Objective
Update the lines from the start of the records up to and including the line with "wedge [283, 152, 312, 178]" by putting "marker" wherever "point" appears. Leave everything else unchanged.

------ Dataset rows

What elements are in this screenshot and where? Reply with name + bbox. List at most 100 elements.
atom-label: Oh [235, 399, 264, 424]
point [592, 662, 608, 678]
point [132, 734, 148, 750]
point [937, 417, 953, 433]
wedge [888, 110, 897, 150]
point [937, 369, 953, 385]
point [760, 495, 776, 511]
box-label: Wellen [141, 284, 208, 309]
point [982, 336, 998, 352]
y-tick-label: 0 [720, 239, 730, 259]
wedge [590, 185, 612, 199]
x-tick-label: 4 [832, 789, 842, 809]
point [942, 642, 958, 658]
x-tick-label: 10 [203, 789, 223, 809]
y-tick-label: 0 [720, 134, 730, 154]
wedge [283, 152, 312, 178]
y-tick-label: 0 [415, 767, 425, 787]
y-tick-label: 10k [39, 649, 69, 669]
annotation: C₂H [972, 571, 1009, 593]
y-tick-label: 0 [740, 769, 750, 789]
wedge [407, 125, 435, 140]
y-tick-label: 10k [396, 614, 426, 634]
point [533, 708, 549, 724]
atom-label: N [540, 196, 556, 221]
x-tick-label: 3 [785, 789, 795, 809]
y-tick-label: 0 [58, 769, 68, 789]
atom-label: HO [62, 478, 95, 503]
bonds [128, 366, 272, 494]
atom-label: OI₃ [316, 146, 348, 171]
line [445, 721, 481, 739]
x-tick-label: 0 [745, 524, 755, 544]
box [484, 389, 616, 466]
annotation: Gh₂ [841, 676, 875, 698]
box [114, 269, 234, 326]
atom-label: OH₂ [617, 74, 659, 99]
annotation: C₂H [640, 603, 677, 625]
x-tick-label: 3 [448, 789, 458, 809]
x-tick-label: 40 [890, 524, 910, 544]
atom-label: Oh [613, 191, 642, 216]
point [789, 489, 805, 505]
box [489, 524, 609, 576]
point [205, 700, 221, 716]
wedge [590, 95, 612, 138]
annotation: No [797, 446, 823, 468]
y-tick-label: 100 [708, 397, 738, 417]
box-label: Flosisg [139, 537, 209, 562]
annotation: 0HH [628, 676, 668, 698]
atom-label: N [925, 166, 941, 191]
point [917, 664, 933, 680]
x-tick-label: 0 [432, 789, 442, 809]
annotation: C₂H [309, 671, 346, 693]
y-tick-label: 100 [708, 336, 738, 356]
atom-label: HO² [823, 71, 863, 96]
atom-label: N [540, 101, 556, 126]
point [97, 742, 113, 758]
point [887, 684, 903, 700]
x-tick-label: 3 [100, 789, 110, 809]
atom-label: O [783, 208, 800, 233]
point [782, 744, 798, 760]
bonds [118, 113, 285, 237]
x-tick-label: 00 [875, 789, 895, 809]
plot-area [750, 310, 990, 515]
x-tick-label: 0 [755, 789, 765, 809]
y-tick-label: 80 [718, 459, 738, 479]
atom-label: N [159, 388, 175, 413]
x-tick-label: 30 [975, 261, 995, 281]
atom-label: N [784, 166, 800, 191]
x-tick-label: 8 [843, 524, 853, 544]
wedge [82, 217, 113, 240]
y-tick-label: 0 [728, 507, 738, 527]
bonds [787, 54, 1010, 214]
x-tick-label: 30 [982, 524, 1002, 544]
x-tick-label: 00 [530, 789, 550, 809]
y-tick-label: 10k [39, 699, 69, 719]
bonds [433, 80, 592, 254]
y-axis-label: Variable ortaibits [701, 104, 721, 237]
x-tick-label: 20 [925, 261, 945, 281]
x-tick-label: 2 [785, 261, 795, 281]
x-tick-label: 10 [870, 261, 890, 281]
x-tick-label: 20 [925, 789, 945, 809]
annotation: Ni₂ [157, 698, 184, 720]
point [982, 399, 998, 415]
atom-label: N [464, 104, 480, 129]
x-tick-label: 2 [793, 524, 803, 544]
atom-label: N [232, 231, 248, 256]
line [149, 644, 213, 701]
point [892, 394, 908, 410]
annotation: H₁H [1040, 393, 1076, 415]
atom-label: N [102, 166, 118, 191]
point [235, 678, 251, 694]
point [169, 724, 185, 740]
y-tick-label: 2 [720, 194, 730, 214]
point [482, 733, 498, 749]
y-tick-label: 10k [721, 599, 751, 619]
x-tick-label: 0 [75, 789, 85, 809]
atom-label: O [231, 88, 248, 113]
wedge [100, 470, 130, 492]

------------

Written answer
What elements are in this screenshot and where? Reply with name + bbox. List at most 100 elements.
atom-label: Oh [235, 399, 264, 424]
marker [592, 662, 608, 678]
marker [132, 734, 148, 750]
marker [937, 417, 953, 433]
wedge [888, 110, 897, 150]
marker [937, 369, 953, 385]
marker [760, 495, 776, 511]
box-label: Wellen [141, 284, 208, 309]
marker [982, 336, 998, 352]
y-tick-label: 0 [720, 239, 730, 259]
wedge [590, 185, 612, 199]
x-tick-label: 4 [832, 789, 842, 809]
marker [942, 642, 958, 658]
x-tick-label: 10 [203, 789, 223, 809]
y-tick-label: 0 [720, 134, 730, 154]
wedge [283, 152, 312, 178]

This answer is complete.